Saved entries
** start **
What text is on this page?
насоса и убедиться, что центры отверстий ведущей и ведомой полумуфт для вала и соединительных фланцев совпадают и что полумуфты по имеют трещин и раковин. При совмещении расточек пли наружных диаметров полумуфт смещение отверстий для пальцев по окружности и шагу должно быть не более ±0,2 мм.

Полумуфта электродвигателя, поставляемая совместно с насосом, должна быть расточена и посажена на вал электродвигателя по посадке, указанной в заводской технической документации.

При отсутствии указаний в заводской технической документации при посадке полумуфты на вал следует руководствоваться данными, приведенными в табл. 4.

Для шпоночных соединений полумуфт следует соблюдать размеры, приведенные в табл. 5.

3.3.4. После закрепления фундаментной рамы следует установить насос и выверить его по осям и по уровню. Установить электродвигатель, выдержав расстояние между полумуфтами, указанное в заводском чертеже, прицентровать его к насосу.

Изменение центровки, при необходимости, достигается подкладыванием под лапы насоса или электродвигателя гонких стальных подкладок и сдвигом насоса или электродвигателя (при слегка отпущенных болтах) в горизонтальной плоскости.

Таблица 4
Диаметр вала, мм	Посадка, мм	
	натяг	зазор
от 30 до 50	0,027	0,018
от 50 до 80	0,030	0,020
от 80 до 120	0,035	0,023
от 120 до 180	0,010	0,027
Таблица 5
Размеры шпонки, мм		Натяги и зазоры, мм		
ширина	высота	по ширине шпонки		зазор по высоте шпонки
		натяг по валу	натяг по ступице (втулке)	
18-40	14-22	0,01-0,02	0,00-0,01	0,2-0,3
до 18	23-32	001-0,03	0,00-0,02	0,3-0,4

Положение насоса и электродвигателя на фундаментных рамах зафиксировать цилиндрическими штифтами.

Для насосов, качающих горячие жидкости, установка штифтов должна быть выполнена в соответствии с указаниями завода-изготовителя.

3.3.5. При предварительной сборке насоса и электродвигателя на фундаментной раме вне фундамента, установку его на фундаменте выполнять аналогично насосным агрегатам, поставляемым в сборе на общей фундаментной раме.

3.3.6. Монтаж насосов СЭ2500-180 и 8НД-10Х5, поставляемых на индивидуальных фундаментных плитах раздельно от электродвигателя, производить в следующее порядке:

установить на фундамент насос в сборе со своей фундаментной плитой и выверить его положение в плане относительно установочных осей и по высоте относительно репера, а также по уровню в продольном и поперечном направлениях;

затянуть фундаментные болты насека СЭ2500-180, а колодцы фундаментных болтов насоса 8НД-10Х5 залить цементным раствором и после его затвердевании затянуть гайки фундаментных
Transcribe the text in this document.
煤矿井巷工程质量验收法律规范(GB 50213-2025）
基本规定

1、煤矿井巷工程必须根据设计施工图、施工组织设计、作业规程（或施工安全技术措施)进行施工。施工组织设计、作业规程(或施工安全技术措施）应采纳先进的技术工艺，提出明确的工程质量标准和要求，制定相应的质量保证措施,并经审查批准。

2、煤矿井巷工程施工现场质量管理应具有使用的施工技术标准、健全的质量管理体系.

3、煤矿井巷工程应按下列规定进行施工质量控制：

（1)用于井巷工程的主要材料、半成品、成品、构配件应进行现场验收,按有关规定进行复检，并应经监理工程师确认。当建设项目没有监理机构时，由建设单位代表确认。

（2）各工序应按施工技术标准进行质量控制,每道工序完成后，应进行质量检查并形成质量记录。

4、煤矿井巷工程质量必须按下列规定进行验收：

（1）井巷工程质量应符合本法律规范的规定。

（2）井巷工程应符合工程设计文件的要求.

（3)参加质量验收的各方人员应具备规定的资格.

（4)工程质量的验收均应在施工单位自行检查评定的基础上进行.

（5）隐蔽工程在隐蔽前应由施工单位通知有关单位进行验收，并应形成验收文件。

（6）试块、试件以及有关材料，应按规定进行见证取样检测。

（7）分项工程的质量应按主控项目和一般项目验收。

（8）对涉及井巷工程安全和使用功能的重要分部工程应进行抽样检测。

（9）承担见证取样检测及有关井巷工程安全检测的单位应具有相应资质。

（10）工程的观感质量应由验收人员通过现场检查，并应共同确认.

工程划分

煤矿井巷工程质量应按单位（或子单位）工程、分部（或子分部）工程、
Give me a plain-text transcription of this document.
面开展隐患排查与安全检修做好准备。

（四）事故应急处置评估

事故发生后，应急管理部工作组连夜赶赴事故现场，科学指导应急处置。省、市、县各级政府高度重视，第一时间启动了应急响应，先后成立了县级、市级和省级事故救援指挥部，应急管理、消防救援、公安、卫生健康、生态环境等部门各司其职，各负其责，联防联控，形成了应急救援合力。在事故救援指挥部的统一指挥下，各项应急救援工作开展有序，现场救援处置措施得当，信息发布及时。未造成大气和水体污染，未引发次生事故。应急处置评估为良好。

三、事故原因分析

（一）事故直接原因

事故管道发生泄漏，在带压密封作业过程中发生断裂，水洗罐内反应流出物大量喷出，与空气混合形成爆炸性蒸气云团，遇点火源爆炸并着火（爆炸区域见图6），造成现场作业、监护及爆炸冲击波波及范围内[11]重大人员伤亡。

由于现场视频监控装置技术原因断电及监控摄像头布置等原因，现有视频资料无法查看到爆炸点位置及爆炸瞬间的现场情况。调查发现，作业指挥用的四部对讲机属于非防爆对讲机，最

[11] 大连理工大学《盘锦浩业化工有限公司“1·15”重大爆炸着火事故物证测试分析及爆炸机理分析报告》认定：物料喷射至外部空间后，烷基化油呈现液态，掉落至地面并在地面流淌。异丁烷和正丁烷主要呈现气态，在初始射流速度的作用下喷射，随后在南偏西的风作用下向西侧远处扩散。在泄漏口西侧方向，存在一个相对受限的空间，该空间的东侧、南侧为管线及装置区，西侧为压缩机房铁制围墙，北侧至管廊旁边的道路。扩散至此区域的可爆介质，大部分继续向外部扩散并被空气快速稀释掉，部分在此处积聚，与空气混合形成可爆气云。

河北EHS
** end **
→ **Aim of the exercise**
Repeat the material from above exactly, word for word.

→ **Final result**
What text is on this page?
насоса и убедиться, что центры отверстий ведущей и ведомой полумуфт для вала и соединительных фланцев совпадают и что полумуфты по имеют трещин и раковин. При совмещении расточек пли наружных диаметров полумуфт смещение отверстий для пальцев по окружности и шагу должно быть не более ±0,2 мм.

Полумуфта электродвигателя, поставляемая совместно с насосом, должна быть расточена и посажена на вал электродвигателя по посадке, указанной в заводской технической документации.

При отсутствии указаний в заводской технической документации при посадке полумуфты на вал следует руководствоваться данными, приведенными в табл. 4.

Для шпоночных соединений полумуфт следует соблюдать размеры, приведенные в табл. 5.

3.3.4. После закрепления фундаментной рамы следует установить насос и выверить его по осям и по уровню. Установить электродвигатель, выдержав расстояние между полумуфтами, указанное в заводском чертеже, прицентровать его к насосу.

Изменение центровки, при необходимости, достигается подкладыванием под лапы насоса или электродвигателя гонких стальных подкладок и сдвигом насоса или электродвигателя (при слегка отпущенных болтах) в горизонтальной плоскости.

Таблица 4
Диаметр вала, мм	Посадка, мм	
	натяг	зазор
от 30 до 50	0,027	0,018
от 50 до 80	0,030	0,020
от 80 до 120	0,035	0,023
от 120 до 180	0,010	0,027
Таблица 5
Размеры шпонки, мм		Натяги и зазоры, мм		
ширина	высота	по ширине шпонки		зазор по высоте шпонки
		натяг по валу	натяг по ступице (втулке)	
18-40	14-22	0,01-0,02	0,00-0,01	0,2-0,3
до 18	23-32	001-0,03	0,00-0,02	0,3-0,4

Положение насоса и электродвигателя на фундаментных рамах зафиксировать цилиндрическими штифтами.

Для насосов, качающих горячие жидкости, установка штифтов должна быть выполнена в соответствии с указаниями завода-изготовителя.

3.3.5. При предварительной сборке насоса и электродвигателя на фундаментной раме вне фундамента, установку его на фундаменте выполнять аналогично насосным агрегатам, поставляемым в сборе на общей фундаментной раме.

3.3.6. Монтаж насосов СЭ2500-180 и 8НД-10Х5, поставляемых на индивидуальных фундаментных плитах раздельно от электродвигателя, производить в следующее порядке:

установить на фундамент насос в сборе со своей фундаментной плитой и выверить его положение в плане относительно установочных осей и по высоте относительно репера, а также по уровню в продольном и поперечном направлениях;

затянуть фундаментные болты насека СЭ2500-180, а колодцы фундаментных болтов насоса 8НД-10Х5 залить цементным раствором и после его затвердевании затянуть гайки фундаментных
Transcribe the text in this document.
煤矿井巷工程质量验收法律规范(GB 50213-2025）
基本规定

1、煤矿井巷工程必须根据设计施工图、施工组织设计、作业规程（或施工安全技术措施)进行施工。施工组织设计、作业规程(或施工安全技术措施）应采纳先进的技术工艺，提出明确的工程质量标准和要求，制定相应的质量保证措施,并经审查批准。

2、煤矿井巷工程施工现场质量管理应具有使用的施工技术标准、健全的质量管理体系.

3、煤矿井巷工程应按下列规定进行施工质量控制：

（1)用于井巷工程的主要材料、半成品、成品、构配件应进行现场验收,按有关规定进行复检，并应经监理工程师确认。当建设项目没有监理机构时，由建设单位代表确认。

（2）各工序应按施工技术标准进行质量控制,每道工序完成后，应进行质量检查并形成质量记录。

4、煤矿井巷工程质量必须按下列规定进行验收：

（1）井巷工程质量应符合本法律规范的规定。

（2）井巷工程应符合工程设计文件的要求.

（3)参加质量验收的各方人员应具备规定的资格.

（4)工程质量的验收均应在施工单位自行检查评定的基础上进行.

（5）隐蔽工程在隐蔽前应由施工单位通知有关单位进行验收，并应形成验收文件。

（6）试块、试件以及有关材料，应按规定进行见证取样检测。

（7）分项工程的质量应按主控项目和一般项目验收。

（8）对涉及井巷工程安全和使用功能的重要分部工程应进行抽样检测。

（9）承担见证取样检测及有关井巷工程安全检测的单位应具有相应资质。

（10）工程的观感质量应由验收人员通过现场检查，并应共同确认.

工程划分

煤矿井巷工程质量应按单位（或子单位）工程、分部（或子分部）工程、
Give me a plain-text transcription of this document.
面开展隐患排查与安全检修做好准备。

（四）事故应急处置评估

事故发生后，应急管理部工作组连夜赶赴事故现场，科学指导应急处置。省、市、县各级政府高度重视，第一时间启动了应急响应，先后成立了县级、市级和省级事故救援指挥部，应急管理、消防救援、公安、卫生健康、生态环境等部门各司其职，各负其责，联防联控，形成了应急救援合力。在事故救援指挥部的统一指挥下，各项应急救援工作开展有序，现场救援处置措施得当，信息发布及时。未造成大气和水体污染，未引发次生事故。应急处置评估为良好。

三、事故原因分析

（一）事故直接原因

事故管道发生泄漏，在带压密封作业过程中发生断裂，水洗罐内反应流出物大量喷出，与空气混合形成爆炸性蒸气云团，遇点火源爆炸并着火（爆炸区域见图6），造成现场作业、监护及爆炸冲击波波及范围内[11]重大人员伤亡。

由于现场视频监控装置技术原因断电及监控摄像头布置等原因，现有视频资料无法查看到爆炸点位置及爆炸瞬间的现场情况。调查发现，作业指挥用的四部对讲机属于非防爆对讲机，最

[11] 大连理工大学《盘锦浩业化工有限公司“1·15”重大爆炸着火事故物证测试分析及爆炸机理分析报告》认定：物料喷射至外部空间后，烷基化油呈现液态，掉落至地面并在地面流淌。异丁烷和正丁烷主要呈现气态，在初始射流速度的作用下喷射，随后在南偏西的风作用下向西侧远处扩散。在泄漏口西侧方向，存在一个相对受限的空间，该空间的东侧、南侧为管线及装置区，西侧为压缩机房铁制围墙，北侧至管廊旁边的道路。扩散至此区域的可爆介质，大部分继续向外部扩散并被空气快速稀释掉，部分在此处积聚，与空气混合形成可爆气云。

河北EHS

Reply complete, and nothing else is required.